> _Aim of the task_:
Entries follow. Set all of them down as they stand.
─── Extracted data ───
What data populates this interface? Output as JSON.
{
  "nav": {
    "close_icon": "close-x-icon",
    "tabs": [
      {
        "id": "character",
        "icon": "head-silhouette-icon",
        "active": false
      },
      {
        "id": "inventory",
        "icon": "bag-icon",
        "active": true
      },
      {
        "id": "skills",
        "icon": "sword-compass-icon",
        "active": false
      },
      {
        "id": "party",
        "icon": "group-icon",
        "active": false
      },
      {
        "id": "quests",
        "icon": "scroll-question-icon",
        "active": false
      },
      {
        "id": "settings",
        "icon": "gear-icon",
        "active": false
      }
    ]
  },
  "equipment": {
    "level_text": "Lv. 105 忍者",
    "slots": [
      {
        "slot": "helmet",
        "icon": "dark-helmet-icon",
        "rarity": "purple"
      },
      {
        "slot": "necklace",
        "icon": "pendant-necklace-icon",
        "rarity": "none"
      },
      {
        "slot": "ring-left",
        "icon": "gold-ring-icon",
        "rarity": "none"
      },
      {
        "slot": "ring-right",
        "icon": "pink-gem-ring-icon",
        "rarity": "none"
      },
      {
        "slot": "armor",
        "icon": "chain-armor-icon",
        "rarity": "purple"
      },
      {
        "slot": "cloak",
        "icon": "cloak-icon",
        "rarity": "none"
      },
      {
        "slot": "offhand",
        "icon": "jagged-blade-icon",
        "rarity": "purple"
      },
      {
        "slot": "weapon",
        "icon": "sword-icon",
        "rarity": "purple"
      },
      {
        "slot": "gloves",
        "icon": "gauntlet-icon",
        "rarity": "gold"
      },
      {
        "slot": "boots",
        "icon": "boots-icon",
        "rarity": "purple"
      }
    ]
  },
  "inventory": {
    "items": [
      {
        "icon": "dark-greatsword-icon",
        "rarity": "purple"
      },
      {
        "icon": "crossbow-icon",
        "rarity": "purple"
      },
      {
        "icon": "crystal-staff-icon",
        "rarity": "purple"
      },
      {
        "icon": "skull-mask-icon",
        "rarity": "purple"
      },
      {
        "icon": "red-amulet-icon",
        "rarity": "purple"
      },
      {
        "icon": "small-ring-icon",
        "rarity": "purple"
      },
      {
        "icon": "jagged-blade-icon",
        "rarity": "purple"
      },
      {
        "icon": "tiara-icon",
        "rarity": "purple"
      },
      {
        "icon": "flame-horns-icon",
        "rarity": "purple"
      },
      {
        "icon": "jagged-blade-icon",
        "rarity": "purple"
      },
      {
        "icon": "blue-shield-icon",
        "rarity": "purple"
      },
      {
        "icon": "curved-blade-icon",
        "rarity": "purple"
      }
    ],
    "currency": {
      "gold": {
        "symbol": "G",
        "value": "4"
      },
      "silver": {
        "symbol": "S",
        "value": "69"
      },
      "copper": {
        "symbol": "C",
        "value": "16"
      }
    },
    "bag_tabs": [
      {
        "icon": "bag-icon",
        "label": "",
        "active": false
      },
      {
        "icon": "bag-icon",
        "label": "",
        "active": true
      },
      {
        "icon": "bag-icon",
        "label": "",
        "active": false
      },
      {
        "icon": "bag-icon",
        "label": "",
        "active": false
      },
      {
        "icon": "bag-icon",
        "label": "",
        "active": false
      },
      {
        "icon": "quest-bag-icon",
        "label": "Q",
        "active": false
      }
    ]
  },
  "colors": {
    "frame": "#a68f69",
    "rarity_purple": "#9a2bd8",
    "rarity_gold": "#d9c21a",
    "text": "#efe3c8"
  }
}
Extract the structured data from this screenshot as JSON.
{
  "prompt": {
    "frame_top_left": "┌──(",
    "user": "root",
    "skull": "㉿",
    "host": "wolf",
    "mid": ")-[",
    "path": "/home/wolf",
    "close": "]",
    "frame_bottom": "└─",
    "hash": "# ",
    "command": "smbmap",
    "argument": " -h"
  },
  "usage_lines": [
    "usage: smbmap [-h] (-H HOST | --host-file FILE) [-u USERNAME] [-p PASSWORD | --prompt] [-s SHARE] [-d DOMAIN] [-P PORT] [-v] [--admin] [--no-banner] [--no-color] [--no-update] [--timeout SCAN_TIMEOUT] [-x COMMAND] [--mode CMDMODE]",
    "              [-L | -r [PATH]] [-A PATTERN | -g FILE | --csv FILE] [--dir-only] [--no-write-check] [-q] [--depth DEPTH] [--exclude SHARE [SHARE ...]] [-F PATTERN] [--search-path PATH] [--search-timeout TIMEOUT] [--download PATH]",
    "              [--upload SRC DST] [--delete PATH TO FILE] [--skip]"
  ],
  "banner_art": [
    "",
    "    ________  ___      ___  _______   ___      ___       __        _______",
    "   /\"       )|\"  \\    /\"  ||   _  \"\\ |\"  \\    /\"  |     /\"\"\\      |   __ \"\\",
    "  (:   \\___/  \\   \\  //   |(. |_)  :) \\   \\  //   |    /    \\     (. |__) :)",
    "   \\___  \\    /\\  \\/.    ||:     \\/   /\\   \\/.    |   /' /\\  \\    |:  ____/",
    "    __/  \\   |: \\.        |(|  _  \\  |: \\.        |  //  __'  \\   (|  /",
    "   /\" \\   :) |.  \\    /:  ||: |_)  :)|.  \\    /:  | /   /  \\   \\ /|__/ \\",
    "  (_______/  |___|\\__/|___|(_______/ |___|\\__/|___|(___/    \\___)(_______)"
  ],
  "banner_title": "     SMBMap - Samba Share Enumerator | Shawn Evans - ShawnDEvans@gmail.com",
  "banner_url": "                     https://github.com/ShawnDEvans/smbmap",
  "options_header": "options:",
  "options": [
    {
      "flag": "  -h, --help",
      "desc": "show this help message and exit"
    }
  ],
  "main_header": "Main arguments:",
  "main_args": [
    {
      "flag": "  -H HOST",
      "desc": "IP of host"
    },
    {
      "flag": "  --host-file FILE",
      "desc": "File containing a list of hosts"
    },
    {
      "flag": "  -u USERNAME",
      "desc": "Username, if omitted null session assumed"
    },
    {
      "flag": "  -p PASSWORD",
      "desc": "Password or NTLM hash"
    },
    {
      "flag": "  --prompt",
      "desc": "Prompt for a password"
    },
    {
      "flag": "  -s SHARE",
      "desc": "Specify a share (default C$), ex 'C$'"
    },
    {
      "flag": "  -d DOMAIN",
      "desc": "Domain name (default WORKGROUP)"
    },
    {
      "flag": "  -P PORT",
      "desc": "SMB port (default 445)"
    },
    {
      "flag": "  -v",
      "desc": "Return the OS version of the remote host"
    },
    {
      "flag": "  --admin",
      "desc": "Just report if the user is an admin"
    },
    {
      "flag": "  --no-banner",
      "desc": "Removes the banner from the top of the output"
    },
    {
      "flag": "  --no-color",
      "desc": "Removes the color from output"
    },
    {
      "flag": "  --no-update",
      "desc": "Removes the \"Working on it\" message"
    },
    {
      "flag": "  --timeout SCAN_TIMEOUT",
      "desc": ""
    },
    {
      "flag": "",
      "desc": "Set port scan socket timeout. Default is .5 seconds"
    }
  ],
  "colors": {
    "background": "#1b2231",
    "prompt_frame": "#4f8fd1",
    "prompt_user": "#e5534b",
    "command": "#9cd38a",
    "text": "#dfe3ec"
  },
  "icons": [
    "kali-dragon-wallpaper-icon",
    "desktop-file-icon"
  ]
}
───
> _Written reply_:
What data populates this interface? Output as JSON.
{
  "nav": {
    "close_icon": "close-x-icon",
    "tabs": [
      {
        "id": "character",
        "icon": "head-silhouette-icon",
        "active": false
      },
      {
        "id": "inventory",
        "icon": "bag-icon",
        "active": true
      },
      {
        "id": "skills",
        "icon": "sword-compass-icon",
        "active": false
      },
      {
        "id": "party",
        "icon": "group-icon",
        "active": false
      },
      {
        "id": "quests",
        "icon": "scroll-question-icon",
        "active": false
      },
      {
        "id": "settings",
        "icon": "gear-icon",
        "active": false
      }
    ]
  },
  "equipment": {
    "level_text": "Lv. 105 忍者",
    "slots": [
      {
        "slot": "helmet",
        "icon": "dark-helmet-icon",
        "rarity": "purple"
      },
      {
        "slot": "necklace",
        "icon": "pendant-necklace-icon",
        "rarity": "none"
      },
      {
        "slot": "ring-left",
        "icon": "gold-ring-icon",
        "rarity": "none"
      },
      {
        "slot": "ring-right",
        "icon": "pink-gem-ring-icon",
        "rarity": "none"
      },
      {
        "slot": "armor",
        "icon": "chain-armor-icon",
        "rarity": "purple"
      },
      {
        "slot": "cloak",
        "icon": "cloak-icon",
        "rarity": "none"
      },
      {
        "slot": "offhand",
        "icon": "jagged-blade-icon",
        "rarity": "purple"
      },
      {
        "slot": "weapon",
        "icon": "sword-icon",
        "rarity": "purple"
      },
      {
        "slot": "gloves",
        "icon": "gauntlet-icon",
        "rarity": "gold"
      },
      {
        "slot": "boots",
        "icon": "boots-icon",
        "rarity": "purple"
      }
    ]
  },
  "inventory": {
    "items": [
      {
        "icon": "dark-greatsword-icon",
        "rarity": "purple"
      },
      {
        "icon": "crossbow-icon",
        "rarity": "purple"
      },
      {
        "icon": "crystal-staff-icon",
        "rarity": "purple"
      },
      {
        "icon": "skull-mask-icon",
        "rarity": "purple"
      },
      {
        "icon": "red-amulet-icon",
        "rarity": "purple"
      },
      {
        "icon": "small-ring-icon",
        "rarity": "purple"
      },
      {
        "icon": "jagged-blade-icon",
        "rarity": "purple"
      },
      {
        "icon": "tiara-icon",
        "rarity": "purple"
      },
      {
        "icon": "flame-horns-icon",
        "rarity": "purple"
      },
      {
        "icon": "jagged-blade-icon",
        "rarity": "purple"
      },
      {
        "icon": "blue-shield-icon",
        "rarity": "purple"
      },
      {
        "icon": "curved-blade-icon",
        "rarity": "purple"
      }
    ],
    "currency": {
      "gold": {
        "symbol": "G",
        "value": "4"
      },
      "silver": {
        "symbol": "S",
        "value": "69"
      },
      "copper": {
        "symbol": "C",
        "value": "16"
      }
    },
    "bag_tabs": [
      {
        "icon": "bag-icon",
        "label": "",
        "active": false
      },
      {
        "icon": "bag-icon",
        "label": "",
        "active": true
      },
      {
        "icon": "bag-icon",
        "label": "",
        "active": false
      },
      {
        "icon": "bag-icon",
        "label": "",
        "active": false
      },
      {
        "icon": "bag-icon",
        "label": "",
        "active": false
      },
      {
        "icon": "quest-bag-icon",
        "label": "Q",
        "active": false
      }
    ]
  },
  "colors": {
    "frame": "#a68f69",
    "rarity_purple": "#9a2bd8",
    "rarity_gold": "#d9c21a",
    "text": "#efe3c8"
  }
}
Extract the structured data from this screenshot as JSON.
{
  "prompt": {
    "frame_top_left": "┌──(",
    "user": "root",
    "skull": "㉿",
    "host": "wolf",
    "mid": ")-[",
    "path": "/home/wolf",
    "close": "]",
    "frame_bottom": "└─",
    "hash": "# ",
    "command": "smbmap",
    "argument": " -h"
  },
  "usage_lines": [
    "usage: smbmap [-h] (-H HOST | --host-file FILE) [-u USERNAME] [-p PASSWORD | --prompt] [-s SHARE] [-d DOMAIN] [-P PORT] [-v] [--admin] [--no-banner] [--no-color] [--no-update] [--timeout SCAN_TIMEOUT] [-x COMMAND] [--mode CMDMODE]",
    "              [-L | -r [PATH]] [-A PATTERN | -g FILE | --csv FILE] [--dir-only] [--no-write-check] [-q] [--depth DEPTH] [--exclude SHARE [SHARE ...]] [-F PATTERN] [--search-path PATH] [--search-timeout TIMEOUT] [--download PATH]",
    "              [--upload SRC DST] [--delete PATH TO FILE] [--skip]"
  ],
  "banner_art": [
    "",
    "    ________  ___      ___  _______   ___      ___       __        _______",
    "   /\"       )|\"  \\    /\"  ||   _  \"\\ |\"  \\    /\"  |     /\"\"\\      |   __ \"\\",
    "  (:   \\___/  \\   \\  //   |(. |_)  :) \\   \\  //   |    /    \\     (. |__) :)",
    "   \\___  \\    /\\  \\/.    ||:     \\/   /\\   \\/.    |   /' /\\  \\    |:  ____/",
    "    __/  \\   |: \\.        |(|  _  \\  |: \\.        |  //  __'  \\   (|  /",
    "   /\" \\   :) |.  \\    /:  ||: |_)  :)|.  \\    /:  | /   /  \\   \\ /|__/ \\",
    "  (_______/  |___|\\__/|___|(_______/ |___|\\__/|___|(___/    \\___)(_______)"
  ],
  "banner_title": "     SMBMap - Samba Share Enumerator | Shawn Evans - ShawnDEvans@gmail.com",
  "banner_url": "                     https://github.com/ShawnDEvans/smbmap",
  "options_header": "options:",
  "options": [
    {
      "flag": "  -h, --help",
      "desc": "show this help message and exit"
    }
  ],
  "main_header": "Main arguments:",
  "main_args": [
    {
      "flag": "  -H HOST",
      "desc": "IP of host"
    },
    {
      "flag": "  --host-file FILE",
      "desc": "File containing a list of hosts"
    },
    {
      "flag": "  -u USERNAME",
      "desc": "Username, if omitted null session assumed"
    },
    {
      "flag": "  -p PASSWORD",
      "desc": "Password or NTLM hash"
    },
    {
      "flag": "  --prompt",
      "desc": "Prompt for a password"
    },
    {
      "flag": "  -s SHARE",
      "desc": "Specify a share (default C$), ex 'C$'"
    },
    {
      "flag": "  -d DOMAIN",
      "desc": "Domain name (default WORKGROUP)"
    },
    {
      "flag": "  -P PORT",
      "desc": "SMB port (default 445)"
    },
    {
      "flag": "  -v",
      "desc": "Return the OS version of the remote host"
    },
    {
      "flag": "  --admin",
      "desc": "Just report if the user is an admin"
    },
    {
      "flag": "  --no-banner",
      "desc": "Removes the banner from the top of the output"
    },
    {
      "flag": "  --no-color",
      "desc": "Removes the color from output"
    },
    {
      "flag": "  --no-update",
      "desc": "Removes the \"Working on it\" message"
    },
    {
      "flag": "  --timeout SCAN_TIMEOUT",
      "desc": ""
    },
    {
      "flag": "",
      "desc": "Set port scan socket timeout. Default is .5 seconds"
    }
  ],
  "colors": {
    "background": "#1b2231",
    "prompt_frame": "#4f8fd1",
    "prompt_user": "#e5534b",
    "command": "#9cd38a",
    "text": "#dfe3ec"
  },
  "icons": [
    "kali-dragon-wallpaper-icon",
    "desktop-file-icon"
  ]
}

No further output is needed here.